-- BEGIN TASK DATA --
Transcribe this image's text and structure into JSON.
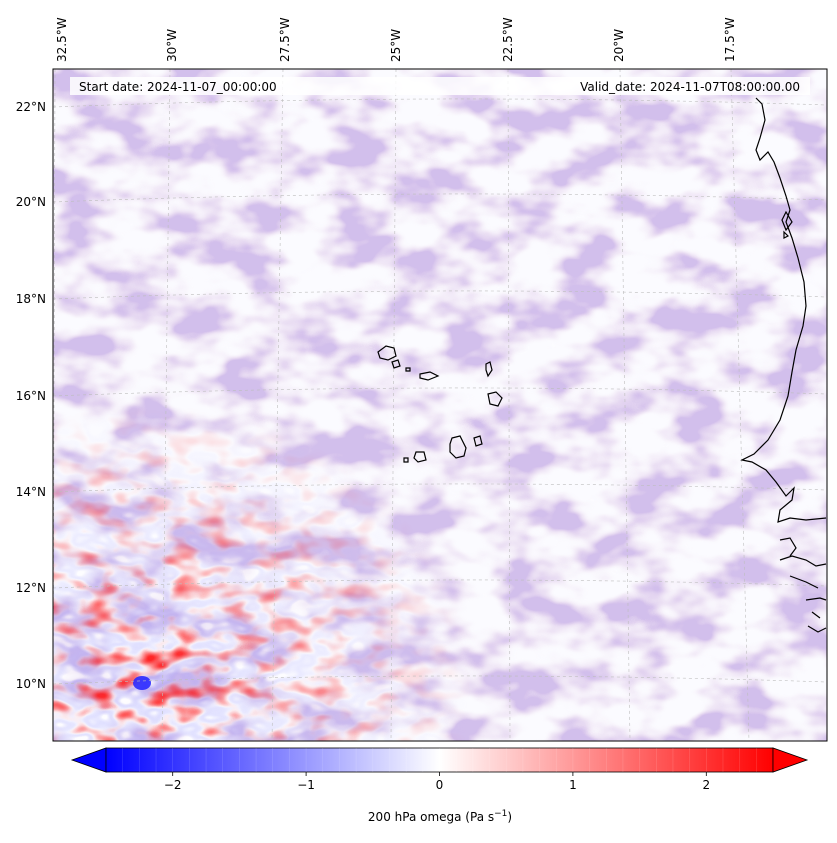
{
  "map": {
    "start_label": "Start date: 2024-11-07_00:00:00",
    "valid_label": "Valid_date: 2024-11-07T08:00:00.00",
    "lon_labels": [
      "32.5°W",
      "30°W",
      "27.5°W",
      "25°W",
      "22.5°W",
      "20°W",
      "17.5°W"
    ],
    "lat_labels": [
      "22°N",
      "20°N",
      "18°N",
      "16°N",
      "14°N",
      "12°N",
      "10°N"
    ],
    "extent": {
      "lon_min": -32.8,
      "lon_max": -15.6,
      "lat_min": 8.9,
      "lat_max": 22.7
    }
  },
  "colorbar": {
    "ticks": [
      "−2",
      "−1",
      "0",
      "1",
      "2"
    ],
    "tick_values": [
      -2,
      -1,
      0,
      1,
      2
    ],
    "range": [
      -2.5,
      2.5
    ],
    "label_main": "200 hPa omega (Pa s",
    "label_sup": "−1",
    "label_end": ")",
    "colors": {
      "low": "#0000ff",
      "mid": "#ffffff",
      "high": "#ff0000"
    }
  },
  "colors": {
    "coast": "#000000",
    "grid": "#bdbdbd",
    "frame": "#000000"
  }
}
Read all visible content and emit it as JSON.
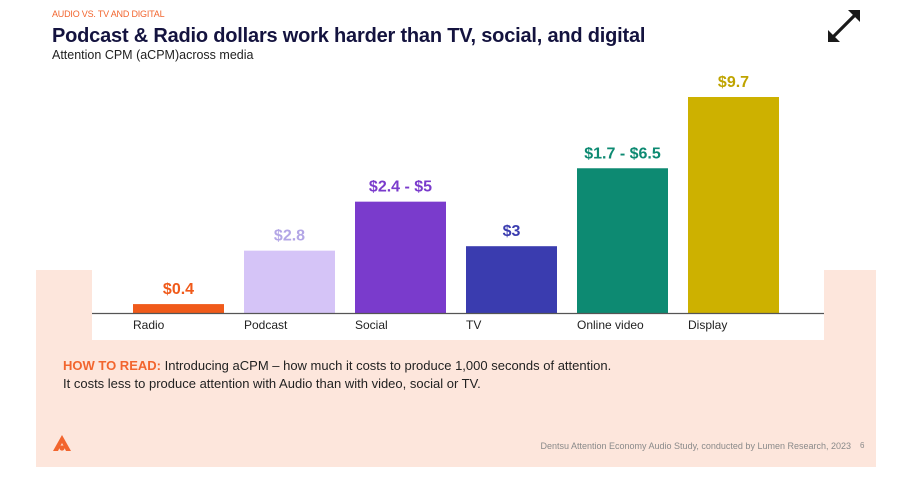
{
  "header": {
    "eyebrow": "AUDIO VS. TV AND DIGITAL",
    "title": "Podcast & Radio dollars work harder than TV, social, and digital",
    "subtitle": "Attention CPM (aCPM)across media"
  },
  "icons": {
    "expand": "expand-arrows-icon",
    "logo": "dentsu-a-logo-icon"
  },
  "colors": {
    "accent": "#f2652e",
    "panel": "#fde6dc",
    "title": "#14133f"
  },
  "chart_data": {
    "type": "bar",
    "title": "",
    "xlabel": "",
    "ylabel": "",
    "ylim": [
      0,
      10
    ],
    "grid": false,
    "legend": "none",
    "categories": [
      "Radio",
      "Podcast",
      "Social",
      "TV",
      "Online video",
      "Display"
    ],
    "values": [
      0.4,
      2.8,
      5,
      3,
      6.5,
      9.7
    ],
    "ranges": [
      null,
      null,
      [
        2.4,
        5
      ],
      null,
      [
        1.7,
        6.5
      ],
      null
    ],
    "value_labels": [
      "$0.4",
      "$2.8",
      "$2.4 - $5",
      "$3",
      "$1.7 - $6.5",
      "$9.7"
    ],
    "bar_colors": [
      "#f05a1a",
      "#d5c4f7",
      "#7a3bcc",
      "#3a3caf",
      "#0d8a72",
      "#cdb100"
    ],
    "label_colors": [
      "#f05a1a",
      "#b3a6e6",
      "#7a3bcc",
      "#3a3caf",
      "#0d8a72",
      "#bfa400"
    ]
  },
  "how_to_read": {
    "lead": "HOW TO READ:",
    "line1": " Introducing aCPM – how much it costs to produce 1,000 seconds of attention.",
    "line2": "It costs less to produce attention with Audio than with video, social or TV."
  },
  "footer": {
    "source": "Dentsu Attention Economy Audio Study, conducted by Lumen Research, 2023",
    "page_number": "6"
  }
}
-- END TASK DATA --
- WHAT NEEDS TO BE DONE: Quote the records in their entirety, keeping the wording exact and excluding pictures.

- THE SOLUTION:
Transcribe this image's text and structure into JSON.
{
  "map": {
    "start_label": "Start date: 2024-11-07_00:00:00",
    "valid_label": "Valid_date: 2024-11-07T08:00:00.00",
    "lon_labels": [
      "32.5°W",
      "30°W",
      "27.5°W",
      "25°W",
      "22.5°W",
      "20°W",
      "17.5°W"
    ],
    "lat_labels": [
      "22°N",
      "20°N",
      "18°N",
      "16°N",
      "14°N",
      "12°N",
      "10°N"
    ],
    "extent": {
      "lon_min": -32.8,
      "lon_max": -15.6,
      "lat_min": 8.9,
      "lat_max": 22.7
    }
  },
  "colorbar": {
    "ticks": [
      "−2",
      "−1",
      "0",
      "1",
      "2"
    ],
    "tick_values": [
      -2,
      -1,
      0,
      1,
      2
    ],
    "range": [
      -2.5,
      2.5
    ],
    "label_main": "200 hPa omega (Pa s",
    "label_sup": "−1",
    "label_end": ")",
    "colors": {
      "low": "#0000ff",
      "mid": "#ffffff",
      "high": "#ff0000"
    }
  },
  "colors": {
    "coast": "#000000",
    "grid": "#bdbdbd",
    "frame": "#000000"
  }
}
Read all visible content and emit it as JSON.
{
  "header": {
    "eyebrow": "AUDIO VS. TV AND DIGITAL",
    "title": "Podcast & Radio dollars work harder than TV, social, and digital",
    "subtitle": "Attention CPM (aCPM)across media"
  },
  "icons": {
    "expand": "expand-arrows-icon",
    "logo": "dentsu-a-logo-icon"
  },
  "colors": {
    "accent": "#f2652e",
    "panel": "#fde6dc",
    "title": "#14133f"
  },
  "chart_data": {
    "type": "bar",
    "title": "",
    "xlabel": "",
    "ylabel": "",
    "ylim": [
      0,
      10
    ],
    "grid": false,
    "legend": "none",
    "categories": [
      "Radio",
      "Podcast",
      "Social",
      "TV",
      "Online video",
      "Display"
    ],
    "values": [
      0.4,
      2.8,
      5,
      3,
      6.5,
      9.7
    ],
    "ranges": [
      null,
      null,
      [
        2.4,
        5
      ],
      null,
      [
        1.7,
        6.5
      ],
      null
    ],
    "value_labels": [
      "$0.4",
      "$2.8",
      "$2.4 - $5",
      "$3",
      "$1.7 - $6.5",
      "$9.7"
    ],
    "bar_colors": [
      "#f05a1a",
      "#d5c4f7",
      "#7a3bcc",
      "#3a3caf",
      "#0d8a72",
      "#cdb100"
    ],
    "label_colors": [
      "#f05a1a",
      "#b3a6e6",
      "#7a3bcc",
      "#3a3caf",
      "#0d8a72",
      "#bfa400"
    ]
  },
  "how_to_read": {
    "lead": "HOW TO READ:",
    "line1": " Introducing aCPM – how much it costs to produce 1,000 seconds of attention.",
    "line2": "It costs less to produce attention with Audio than with video, social or TV."
  },
  "footer": {
    "source": "Dentsu Attention Economy Audio Study, conducted by Lumen Research, 2023",
    "page_number": "6"
  }
}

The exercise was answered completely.